* Saved entries
--- BEGIN ---

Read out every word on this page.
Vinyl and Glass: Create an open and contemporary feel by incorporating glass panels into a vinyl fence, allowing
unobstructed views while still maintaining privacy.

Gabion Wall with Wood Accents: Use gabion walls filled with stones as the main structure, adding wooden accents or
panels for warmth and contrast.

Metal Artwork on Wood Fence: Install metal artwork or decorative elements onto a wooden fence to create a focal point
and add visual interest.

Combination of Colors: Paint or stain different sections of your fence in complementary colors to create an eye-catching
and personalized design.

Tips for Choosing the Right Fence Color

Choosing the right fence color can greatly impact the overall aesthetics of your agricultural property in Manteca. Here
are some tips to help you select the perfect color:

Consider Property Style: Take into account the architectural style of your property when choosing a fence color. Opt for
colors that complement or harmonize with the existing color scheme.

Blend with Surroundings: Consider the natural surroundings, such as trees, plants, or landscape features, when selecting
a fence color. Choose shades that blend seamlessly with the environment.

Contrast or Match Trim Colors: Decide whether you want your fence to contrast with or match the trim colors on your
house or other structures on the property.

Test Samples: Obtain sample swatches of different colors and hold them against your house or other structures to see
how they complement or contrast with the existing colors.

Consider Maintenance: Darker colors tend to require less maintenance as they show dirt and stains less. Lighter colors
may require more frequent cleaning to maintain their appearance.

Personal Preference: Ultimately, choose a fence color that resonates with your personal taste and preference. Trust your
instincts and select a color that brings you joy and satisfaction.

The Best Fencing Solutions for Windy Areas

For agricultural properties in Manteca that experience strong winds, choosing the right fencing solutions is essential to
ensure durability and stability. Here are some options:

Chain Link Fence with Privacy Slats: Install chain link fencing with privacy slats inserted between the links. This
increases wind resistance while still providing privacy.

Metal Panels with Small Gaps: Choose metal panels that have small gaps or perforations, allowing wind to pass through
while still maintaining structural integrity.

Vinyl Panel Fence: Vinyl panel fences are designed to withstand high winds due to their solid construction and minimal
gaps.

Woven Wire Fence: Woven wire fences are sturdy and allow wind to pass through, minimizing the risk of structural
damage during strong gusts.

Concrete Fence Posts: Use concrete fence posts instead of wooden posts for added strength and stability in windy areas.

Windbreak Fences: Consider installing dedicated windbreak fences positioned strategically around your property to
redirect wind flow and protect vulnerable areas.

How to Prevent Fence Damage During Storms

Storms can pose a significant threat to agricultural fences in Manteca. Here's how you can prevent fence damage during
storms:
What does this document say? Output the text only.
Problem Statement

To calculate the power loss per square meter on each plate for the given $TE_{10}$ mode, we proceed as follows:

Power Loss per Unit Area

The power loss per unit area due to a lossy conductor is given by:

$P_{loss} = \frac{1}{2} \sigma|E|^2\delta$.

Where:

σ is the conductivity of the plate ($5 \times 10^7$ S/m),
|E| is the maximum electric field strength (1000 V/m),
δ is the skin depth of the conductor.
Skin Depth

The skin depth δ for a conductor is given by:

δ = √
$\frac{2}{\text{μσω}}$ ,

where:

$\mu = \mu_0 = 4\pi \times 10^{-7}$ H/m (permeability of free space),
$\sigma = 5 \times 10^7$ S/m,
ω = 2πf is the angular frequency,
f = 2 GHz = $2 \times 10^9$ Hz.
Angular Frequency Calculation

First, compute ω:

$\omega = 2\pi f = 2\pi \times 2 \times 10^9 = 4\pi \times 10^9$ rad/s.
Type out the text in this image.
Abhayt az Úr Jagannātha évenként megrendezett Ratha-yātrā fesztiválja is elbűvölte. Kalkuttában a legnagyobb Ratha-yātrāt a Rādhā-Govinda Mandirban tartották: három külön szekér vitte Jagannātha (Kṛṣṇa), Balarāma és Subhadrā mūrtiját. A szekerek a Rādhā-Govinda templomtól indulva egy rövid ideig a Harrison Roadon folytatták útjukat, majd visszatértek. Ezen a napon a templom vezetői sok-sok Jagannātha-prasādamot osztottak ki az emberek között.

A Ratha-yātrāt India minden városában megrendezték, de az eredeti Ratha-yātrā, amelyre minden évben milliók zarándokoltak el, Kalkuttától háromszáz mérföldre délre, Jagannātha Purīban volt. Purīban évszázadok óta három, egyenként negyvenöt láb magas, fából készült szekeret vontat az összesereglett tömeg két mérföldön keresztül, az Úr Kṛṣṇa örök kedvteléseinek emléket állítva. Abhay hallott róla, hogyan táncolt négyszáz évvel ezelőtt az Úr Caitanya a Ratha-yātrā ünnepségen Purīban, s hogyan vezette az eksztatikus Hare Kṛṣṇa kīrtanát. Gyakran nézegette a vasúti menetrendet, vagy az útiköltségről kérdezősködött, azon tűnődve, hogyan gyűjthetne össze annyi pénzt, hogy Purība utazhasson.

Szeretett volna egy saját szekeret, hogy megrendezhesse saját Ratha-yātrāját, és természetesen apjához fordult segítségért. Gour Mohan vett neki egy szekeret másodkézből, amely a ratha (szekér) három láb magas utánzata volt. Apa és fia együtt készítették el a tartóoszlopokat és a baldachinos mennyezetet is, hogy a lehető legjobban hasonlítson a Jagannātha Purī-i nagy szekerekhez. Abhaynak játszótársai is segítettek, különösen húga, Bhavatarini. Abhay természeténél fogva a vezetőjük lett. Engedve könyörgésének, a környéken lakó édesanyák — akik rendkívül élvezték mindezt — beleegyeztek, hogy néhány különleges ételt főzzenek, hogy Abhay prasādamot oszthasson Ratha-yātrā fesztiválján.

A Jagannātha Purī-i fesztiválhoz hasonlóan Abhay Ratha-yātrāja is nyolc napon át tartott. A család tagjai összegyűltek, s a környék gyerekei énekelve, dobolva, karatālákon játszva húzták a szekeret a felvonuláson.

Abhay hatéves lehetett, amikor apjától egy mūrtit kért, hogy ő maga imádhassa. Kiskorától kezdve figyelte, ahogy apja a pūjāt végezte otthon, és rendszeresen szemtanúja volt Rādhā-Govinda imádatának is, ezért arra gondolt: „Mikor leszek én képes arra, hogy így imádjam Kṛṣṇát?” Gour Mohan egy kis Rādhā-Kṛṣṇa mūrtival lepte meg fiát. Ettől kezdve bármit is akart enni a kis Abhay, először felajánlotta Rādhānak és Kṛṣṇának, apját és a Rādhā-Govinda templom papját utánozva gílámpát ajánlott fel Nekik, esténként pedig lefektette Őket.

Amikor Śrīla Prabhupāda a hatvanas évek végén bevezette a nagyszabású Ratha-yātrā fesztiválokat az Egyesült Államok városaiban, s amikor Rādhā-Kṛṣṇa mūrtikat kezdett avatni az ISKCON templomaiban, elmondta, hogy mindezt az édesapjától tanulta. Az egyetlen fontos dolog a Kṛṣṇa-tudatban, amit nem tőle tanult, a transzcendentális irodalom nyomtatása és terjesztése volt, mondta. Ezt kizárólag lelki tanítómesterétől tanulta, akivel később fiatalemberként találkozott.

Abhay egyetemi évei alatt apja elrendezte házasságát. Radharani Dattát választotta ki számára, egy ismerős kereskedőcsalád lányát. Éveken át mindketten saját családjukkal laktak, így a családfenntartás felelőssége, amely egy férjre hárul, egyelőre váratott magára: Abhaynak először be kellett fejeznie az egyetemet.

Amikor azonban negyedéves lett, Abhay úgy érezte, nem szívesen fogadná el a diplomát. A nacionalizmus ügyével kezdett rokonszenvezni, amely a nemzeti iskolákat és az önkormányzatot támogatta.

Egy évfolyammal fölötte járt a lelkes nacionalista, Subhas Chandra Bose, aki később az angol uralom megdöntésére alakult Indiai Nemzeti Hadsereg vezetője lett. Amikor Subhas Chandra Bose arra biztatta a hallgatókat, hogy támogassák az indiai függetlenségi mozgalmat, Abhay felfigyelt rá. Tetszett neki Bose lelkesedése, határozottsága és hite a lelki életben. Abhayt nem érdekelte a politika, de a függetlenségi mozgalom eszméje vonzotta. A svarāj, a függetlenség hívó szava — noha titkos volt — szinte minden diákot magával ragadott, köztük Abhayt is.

--- END ---

Isolate the lines that hold the word "into" and copy all of them.

Vinyl and Glass: Create an open and contemporary feel by incorporating glass panels into a vinyl fence, allowing
Consider Property Style: Take into account the architectural style of your property when choosing a fence color. Opt for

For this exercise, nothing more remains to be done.